• YOUR INSTRUCTIONS
Go through the listing and copy each line with the string "left".

• INFORMATION SUPPLIED
-- Begin --
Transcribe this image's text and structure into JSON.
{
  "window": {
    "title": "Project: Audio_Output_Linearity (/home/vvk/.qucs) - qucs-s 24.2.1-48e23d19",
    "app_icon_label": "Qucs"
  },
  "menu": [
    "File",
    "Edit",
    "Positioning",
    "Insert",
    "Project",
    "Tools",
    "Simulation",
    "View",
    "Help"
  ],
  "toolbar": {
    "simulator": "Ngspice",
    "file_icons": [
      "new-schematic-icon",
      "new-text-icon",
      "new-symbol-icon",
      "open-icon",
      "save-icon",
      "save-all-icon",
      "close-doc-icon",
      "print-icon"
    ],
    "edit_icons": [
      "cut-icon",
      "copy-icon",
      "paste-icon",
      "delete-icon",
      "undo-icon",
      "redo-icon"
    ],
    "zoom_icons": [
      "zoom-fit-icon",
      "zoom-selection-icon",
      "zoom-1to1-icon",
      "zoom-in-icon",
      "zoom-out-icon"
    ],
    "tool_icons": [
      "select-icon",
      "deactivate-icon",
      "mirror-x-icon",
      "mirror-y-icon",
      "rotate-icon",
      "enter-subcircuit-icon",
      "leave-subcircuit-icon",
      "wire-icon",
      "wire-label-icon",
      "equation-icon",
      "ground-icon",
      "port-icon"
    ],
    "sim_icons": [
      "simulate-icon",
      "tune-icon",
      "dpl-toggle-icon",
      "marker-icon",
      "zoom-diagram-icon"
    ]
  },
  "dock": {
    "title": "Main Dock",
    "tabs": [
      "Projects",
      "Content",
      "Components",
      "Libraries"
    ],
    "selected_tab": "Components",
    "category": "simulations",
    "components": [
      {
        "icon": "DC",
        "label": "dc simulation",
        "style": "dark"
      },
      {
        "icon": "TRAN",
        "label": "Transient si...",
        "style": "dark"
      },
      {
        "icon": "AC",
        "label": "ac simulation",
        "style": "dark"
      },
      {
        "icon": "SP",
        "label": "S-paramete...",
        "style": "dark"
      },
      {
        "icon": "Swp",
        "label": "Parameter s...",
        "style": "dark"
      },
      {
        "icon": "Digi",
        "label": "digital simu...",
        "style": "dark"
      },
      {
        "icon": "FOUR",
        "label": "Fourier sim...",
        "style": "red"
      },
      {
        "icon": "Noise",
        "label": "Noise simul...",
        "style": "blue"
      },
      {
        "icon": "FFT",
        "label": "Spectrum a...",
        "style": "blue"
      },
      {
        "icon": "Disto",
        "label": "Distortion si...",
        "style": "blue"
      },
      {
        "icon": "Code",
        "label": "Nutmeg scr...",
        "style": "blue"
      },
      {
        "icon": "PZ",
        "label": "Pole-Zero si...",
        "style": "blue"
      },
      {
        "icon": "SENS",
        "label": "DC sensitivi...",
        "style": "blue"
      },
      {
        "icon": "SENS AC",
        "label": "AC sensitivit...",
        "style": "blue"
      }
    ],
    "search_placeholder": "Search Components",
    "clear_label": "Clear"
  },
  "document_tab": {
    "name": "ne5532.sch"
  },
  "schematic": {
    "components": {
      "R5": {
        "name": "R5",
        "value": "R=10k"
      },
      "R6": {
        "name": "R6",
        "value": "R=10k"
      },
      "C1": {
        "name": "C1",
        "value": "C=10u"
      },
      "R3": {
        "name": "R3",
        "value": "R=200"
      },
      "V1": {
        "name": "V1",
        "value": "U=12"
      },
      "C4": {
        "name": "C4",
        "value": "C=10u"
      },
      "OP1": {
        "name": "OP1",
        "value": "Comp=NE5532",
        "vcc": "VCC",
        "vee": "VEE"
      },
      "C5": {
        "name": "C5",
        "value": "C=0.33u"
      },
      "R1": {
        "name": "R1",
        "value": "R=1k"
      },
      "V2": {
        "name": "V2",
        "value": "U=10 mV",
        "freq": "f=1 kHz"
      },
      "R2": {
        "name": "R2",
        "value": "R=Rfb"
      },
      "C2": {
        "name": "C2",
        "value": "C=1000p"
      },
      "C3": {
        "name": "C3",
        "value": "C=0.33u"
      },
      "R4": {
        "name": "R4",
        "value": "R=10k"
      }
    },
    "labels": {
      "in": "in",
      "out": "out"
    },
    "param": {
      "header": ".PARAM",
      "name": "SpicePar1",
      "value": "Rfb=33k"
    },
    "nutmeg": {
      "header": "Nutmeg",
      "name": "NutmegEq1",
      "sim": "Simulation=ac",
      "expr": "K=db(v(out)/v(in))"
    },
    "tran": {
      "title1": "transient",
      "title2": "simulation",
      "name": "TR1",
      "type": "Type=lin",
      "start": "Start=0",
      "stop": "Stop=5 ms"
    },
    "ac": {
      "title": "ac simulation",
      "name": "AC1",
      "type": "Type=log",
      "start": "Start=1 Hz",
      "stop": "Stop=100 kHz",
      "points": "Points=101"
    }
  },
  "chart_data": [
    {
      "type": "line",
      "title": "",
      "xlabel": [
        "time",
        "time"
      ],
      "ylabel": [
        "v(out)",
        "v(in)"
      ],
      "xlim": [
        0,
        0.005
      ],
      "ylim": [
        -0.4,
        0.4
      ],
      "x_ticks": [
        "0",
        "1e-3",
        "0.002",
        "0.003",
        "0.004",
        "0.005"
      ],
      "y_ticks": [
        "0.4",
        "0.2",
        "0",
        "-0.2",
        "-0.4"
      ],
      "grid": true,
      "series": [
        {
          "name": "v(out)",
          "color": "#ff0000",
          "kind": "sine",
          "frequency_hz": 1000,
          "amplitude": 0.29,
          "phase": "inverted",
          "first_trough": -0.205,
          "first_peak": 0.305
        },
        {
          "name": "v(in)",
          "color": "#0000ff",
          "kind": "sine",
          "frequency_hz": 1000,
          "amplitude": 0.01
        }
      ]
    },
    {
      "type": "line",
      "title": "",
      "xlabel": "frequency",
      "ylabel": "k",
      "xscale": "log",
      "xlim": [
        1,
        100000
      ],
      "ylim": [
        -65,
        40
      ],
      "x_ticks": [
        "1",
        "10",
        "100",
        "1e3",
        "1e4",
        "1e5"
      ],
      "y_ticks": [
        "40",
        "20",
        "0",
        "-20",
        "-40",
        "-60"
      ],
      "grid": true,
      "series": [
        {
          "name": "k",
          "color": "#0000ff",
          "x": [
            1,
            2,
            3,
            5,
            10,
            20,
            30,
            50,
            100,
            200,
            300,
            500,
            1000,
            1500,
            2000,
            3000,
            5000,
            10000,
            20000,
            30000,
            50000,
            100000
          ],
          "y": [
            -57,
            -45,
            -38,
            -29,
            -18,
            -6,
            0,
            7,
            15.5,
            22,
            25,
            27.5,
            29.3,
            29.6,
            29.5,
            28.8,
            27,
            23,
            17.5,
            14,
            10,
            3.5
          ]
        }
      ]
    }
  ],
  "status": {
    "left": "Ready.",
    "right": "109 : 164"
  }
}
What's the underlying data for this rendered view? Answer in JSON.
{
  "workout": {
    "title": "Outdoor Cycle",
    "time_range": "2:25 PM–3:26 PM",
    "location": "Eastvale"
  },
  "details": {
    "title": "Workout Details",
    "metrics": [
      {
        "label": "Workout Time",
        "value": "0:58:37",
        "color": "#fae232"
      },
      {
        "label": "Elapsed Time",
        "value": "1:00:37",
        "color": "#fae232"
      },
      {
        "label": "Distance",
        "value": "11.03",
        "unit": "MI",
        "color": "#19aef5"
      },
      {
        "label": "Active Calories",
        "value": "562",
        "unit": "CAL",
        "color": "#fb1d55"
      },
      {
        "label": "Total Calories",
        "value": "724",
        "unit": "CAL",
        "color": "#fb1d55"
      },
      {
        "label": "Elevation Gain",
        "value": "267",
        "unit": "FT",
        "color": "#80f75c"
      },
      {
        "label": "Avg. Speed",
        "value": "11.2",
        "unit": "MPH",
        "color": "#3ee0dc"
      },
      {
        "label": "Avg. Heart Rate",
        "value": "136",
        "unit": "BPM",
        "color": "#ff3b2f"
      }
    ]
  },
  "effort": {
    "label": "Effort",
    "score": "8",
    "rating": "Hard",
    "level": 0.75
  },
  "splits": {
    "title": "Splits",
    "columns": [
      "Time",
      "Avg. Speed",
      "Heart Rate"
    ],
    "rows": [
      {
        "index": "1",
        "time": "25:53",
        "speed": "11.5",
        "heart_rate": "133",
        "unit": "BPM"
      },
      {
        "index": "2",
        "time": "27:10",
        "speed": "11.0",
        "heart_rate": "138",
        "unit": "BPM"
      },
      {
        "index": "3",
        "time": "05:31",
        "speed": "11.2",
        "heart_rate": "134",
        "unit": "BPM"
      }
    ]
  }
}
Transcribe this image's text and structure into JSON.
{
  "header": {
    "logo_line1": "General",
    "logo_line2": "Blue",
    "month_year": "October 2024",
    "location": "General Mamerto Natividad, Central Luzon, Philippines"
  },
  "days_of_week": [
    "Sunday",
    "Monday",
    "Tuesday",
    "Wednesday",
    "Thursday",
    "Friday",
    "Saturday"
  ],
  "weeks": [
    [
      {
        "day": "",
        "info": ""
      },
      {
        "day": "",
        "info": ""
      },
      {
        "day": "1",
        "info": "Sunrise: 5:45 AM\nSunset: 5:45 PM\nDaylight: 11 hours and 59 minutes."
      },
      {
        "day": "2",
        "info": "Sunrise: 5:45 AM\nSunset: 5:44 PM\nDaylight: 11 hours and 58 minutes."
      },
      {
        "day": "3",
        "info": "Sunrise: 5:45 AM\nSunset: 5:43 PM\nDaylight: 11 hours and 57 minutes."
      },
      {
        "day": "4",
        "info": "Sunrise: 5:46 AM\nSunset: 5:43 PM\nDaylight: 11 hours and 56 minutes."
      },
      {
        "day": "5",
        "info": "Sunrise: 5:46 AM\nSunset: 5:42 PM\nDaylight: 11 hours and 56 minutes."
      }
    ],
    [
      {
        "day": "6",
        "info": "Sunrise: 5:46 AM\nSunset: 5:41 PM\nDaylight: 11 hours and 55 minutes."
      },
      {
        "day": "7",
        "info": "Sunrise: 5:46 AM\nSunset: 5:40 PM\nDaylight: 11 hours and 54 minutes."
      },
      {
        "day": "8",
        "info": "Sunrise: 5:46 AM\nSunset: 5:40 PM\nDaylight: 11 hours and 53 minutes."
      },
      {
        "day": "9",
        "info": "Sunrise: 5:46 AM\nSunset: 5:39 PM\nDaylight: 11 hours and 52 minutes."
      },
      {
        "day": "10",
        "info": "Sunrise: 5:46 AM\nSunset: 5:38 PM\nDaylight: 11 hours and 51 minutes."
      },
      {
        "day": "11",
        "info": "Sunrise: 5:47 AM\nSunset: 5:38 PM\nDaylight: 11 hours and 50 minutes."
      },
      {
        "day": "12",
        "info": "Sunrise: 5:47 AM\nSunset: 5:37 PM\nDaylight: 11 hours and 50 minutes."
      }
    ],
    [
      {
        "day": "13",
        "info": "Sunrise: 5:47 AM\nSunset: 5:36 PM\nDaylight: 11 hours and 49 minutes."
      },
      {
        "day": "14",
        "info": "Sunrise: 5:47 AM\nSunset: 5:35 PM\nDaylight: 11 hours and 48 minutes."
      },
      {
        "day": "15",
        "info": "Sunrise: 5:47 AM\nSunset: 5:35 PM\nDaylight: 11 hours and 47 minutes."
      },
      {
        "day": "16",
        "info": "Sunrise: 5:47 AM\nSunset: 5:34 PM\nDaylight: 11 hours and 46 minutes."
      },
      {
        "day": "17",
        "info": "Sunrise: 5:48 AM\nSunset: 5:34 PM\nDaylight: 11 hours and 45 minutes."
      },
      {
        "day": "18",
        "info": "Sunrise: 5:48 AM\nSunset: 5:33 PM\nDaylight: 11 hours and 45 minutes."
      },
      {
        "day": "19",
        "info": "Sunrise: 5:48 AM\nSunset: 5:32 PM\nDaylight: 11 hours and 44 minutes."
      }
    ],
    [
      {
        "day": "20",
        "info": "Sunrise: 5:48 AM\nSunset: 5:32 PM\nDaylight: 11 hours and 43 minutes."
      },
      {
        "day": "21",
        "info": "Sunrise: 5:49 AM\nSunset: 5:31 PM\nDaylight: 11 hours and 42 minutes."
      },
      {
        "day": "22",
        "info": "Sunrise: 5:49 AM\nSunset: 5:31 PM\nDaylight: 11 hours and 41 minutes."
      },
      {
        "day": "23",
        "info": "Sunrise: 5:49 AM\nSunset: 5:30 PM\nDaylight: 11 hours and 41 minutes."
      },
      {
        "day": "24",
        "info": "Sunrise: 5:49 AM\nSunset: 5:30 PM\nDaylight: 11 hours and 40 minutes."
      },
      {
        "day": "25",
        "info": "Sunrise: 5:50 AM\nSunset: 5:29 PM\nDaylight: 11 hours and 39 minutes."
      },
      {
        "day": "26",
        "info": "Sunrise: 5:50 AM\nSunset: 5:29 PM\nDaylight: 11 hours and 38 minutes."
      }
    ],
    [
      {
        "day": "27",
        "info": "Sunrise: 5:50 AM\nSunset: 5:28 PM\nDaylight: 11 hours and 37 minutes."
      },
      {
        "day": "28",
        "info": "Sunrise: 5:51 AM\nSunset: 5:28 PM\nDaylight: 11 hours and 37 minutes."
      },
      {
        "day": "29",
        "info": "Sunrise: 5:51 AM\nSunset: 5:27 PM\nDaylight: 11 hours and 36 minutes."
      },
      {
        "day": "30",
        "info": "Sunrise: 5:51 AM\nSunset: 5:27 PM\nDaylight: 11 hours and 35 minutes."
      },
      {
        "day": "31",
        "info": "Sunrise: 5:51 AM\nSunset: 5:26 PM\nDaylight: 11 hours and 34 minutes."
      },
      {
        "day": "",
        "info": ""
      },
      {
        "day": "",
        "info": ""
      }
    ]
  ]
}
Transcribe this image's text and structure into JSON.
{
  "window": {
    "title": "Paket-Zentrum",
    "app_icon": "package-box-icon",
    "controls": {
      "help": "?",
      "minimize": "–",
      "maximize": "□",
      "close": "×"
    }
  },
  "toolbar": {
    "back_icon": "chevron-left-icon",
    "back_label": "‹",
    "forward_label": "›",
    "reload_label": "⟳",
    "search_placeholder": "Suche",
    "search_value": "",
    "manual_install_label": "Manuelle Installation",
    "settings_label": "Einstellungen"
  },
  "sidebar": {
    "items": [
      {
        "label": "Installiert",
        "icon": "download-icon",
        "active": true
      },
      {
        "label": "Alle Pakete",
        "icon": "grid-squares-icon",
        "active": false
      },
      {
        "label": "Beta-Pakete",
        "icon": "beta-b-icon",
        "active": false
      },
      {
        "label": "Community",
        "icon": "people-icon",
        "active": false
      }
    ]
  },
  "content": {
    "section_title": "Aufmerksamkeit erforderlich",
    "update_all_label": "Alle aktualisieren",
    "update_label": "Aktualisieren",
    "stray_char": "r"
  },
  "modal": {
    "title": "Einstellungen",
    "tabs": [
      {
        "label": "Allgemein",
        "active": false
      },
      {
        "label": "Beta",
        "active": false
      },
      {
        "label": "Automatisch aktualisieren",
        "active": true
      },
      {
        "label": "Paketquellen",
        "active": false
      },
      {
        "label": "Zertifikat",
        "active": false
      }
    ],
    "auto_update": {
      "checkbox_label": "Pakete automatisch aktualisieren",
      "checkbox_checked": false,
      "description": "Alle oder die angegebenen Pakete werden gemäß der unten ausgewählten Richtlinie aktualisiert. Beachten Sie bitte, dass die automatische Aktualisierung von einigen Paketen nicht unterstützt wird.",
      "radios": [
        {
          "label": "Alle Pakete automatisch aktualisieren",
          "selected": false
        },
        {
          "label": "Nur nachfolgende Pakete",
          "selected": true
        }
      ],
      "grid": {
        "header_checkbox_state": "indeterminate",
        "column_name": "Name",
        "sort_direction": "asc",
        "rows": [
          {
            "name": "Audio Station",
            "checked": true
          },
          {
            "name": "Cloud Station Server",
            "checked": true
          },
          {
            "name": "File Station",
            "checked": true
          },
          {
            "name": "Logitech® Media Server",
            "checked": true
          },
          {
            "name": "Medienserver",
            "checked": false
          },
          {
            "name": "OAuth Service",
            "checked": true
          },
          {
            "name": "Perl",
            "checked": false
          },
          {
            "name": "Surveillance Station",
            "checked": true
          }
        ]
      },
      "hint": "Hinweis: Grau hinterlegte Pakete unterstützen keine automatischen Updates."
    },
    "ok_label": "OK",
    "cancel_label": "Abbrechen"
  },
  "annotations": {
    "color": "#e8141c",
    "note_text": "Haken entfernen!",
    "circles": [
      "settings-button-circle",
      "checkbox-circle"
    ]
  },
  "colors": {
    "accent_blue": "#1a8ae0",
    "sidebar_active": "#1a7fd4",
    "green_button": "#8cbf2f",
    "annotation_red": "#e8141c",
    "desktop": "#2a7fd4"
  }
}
-- End --
• TASK SOLUTION
    "left": "Ready.",
    "back_icon": "chevron-left-icon",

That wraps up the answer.